Skyfall

Nov. 7th, 2012 01:44 pm
jack: (Default)
[personal profile] jack
Skyfall was very enjoyable, had many good moments, and did well a lot of things Bond films don't always do, although I felt it missed some opportunities and dragged a bit by the end.

It had actual character development between Bond and M! That's almost unheard of and was very good to see, and because of the pseudo-flashback-reboot thing, it's plausible to let Bond go to pieces on his way to becoming the traditional Bond, in a way you don't think he would when he's really grown into it.

Bond had a vaguely plausible number of shots and then ran out of bullets! I'm not sure if that was consistent all the way through, but even seeing it a few times was quite impressive. And also that his physical problems continue to trouble him.

The tension between Bond, Eve, and M in the opening scene and the aftermath were very well done. At first I felt M was too querulous, but actually, I think she was doing the best she possibly could do in that situation.

"It's hard to describe, sir". No, no, no! M can't do anything about the details so there's no point trying to describe them, but the important information is that Bond's still on the train but having difficulty closing with the chase.
______
■ WORK INSTRUCTIONS ■
(a) Translate this sentence from the Skyfall review into Spanish: "The tension between Bond, Eve, and M in the opening scene and the aftermath were very well done."
(b) From the Skyfall review, extract the part that opens with the words containing "It had actual" and closes with "to trouble him.".
______
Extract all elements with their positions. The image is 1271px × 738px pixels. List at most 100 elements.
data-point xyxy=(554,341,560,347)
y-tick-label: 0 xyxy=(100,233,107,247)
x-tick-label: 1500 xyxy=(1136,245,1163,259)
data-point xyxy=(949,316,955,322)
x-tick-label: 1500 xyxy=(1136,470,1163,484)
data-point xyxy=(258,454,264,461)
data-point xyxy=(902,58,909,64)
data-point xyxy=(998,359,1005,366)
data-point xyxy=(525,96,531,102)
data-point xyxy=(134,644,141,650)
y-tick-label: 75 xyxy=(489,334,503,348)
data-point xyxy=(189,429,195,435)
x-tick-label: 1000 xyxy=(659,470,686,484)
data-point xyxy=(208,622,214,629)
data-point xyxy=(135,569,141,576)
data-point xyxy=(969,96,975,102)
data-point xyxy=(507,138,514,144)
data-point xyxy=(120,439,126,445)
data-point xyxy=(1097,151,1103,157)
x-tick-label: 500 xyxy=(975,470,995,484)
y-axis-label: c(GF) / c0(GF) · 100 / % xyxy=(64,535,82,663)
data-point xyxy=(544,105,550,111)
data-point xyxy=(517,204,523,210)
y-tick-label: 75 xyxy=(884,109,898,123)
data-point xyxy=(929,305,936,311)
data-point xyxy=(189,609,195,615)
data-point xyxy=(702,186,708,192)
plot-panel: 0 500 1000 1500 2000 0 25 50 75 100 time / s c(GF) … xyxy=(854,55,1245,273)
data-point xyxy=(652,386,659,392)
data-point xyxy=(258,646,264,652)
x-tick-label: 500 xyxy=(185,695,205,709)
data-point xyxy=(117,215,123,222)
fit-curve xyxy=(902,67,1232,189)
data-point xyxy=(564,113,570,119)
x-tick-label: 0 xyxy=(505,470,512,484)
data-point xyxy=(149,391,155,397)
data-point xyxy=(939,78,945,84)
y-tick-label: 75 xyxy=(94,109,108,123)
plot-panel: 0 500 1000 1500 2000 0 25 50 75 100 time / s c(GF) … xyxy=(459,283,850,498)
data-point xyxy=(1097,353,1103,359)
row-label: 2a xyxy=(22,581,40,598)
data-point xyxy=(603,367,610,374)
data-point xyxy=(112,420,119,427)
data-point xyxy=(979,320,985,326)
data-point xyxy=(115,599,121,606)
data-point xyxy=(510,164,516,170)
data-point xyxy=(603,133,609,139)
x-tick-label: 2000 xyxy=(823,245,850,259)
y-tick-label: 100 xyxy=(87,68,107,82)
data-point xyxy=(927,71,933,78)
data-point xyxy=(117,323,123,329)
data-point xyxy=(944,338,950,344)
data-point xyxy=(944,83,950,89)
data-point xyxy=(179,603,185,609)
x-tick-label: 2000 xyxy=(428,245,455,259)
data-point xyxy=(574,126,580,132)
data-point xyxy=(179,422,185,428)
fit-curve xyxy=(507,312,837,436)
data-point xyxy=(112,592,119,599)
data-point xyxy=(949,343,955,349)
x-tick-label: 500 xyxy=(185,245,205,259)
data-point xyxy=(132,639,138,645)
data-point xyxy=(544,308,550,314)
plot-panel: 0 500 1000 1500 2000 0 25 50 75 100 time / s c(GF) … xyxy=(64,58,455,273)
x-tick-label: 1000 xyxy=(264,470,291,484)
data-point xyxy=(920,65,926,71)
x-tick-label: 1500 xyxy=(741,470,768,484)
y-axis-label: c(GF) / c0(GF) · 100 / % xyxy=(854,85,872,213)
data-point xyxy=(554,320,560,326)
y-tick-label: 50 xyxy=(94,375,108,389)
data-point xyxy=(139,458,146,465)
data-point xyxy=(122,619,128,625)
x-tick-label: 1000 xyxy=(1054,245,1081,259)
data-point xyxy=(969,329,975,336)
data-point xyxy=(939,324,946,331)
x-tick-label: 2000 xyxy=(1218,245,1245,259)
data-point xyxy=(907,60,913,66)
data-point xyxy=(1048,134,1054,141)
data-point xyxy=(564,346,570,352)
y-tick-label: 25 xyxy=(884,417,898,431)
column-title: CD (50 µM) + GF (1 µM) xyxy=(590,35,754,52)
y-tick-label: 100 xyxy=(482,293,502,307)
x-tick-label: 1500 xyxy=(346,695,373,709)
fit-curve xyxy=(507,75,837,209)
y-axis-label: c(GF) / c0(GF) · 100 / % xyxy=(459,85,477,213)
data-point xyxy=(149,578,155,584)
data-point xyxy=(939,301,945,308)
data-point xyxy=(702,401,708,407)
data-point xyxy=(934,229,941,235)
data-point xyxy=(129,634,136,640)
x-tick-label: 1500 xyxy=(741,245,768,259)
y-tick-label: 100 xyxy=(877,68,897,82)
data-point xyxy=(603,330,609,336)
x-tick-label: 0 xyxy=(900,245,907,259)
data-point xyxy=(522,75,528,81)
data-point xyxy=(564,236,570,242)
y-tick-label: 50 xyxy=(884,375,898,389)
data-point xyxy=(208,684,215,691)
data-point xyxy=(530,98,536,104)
______
■ ANSWERS BY ITEM ■
(a) La tensión entre Bond, Eve y M en la escena inicial y lo que vino después estuvo muy bien lograda.

(b)
It had actual character development between Bond and M! That's almost unheard of and was very good to see, and because of the pseudo-flashback-reboot thing, it's plausible to let Bond go to pieces on his way to becoming the traditional Bond, in a way you don't think he would when he's really grown into it.

Bond had a vaguely plausible number of shots and then ran out of bullets! I'm not sure if that was consistent all the way through, but even seeing it a few times was quite impressive. And also that his physical problems continue to trouble him.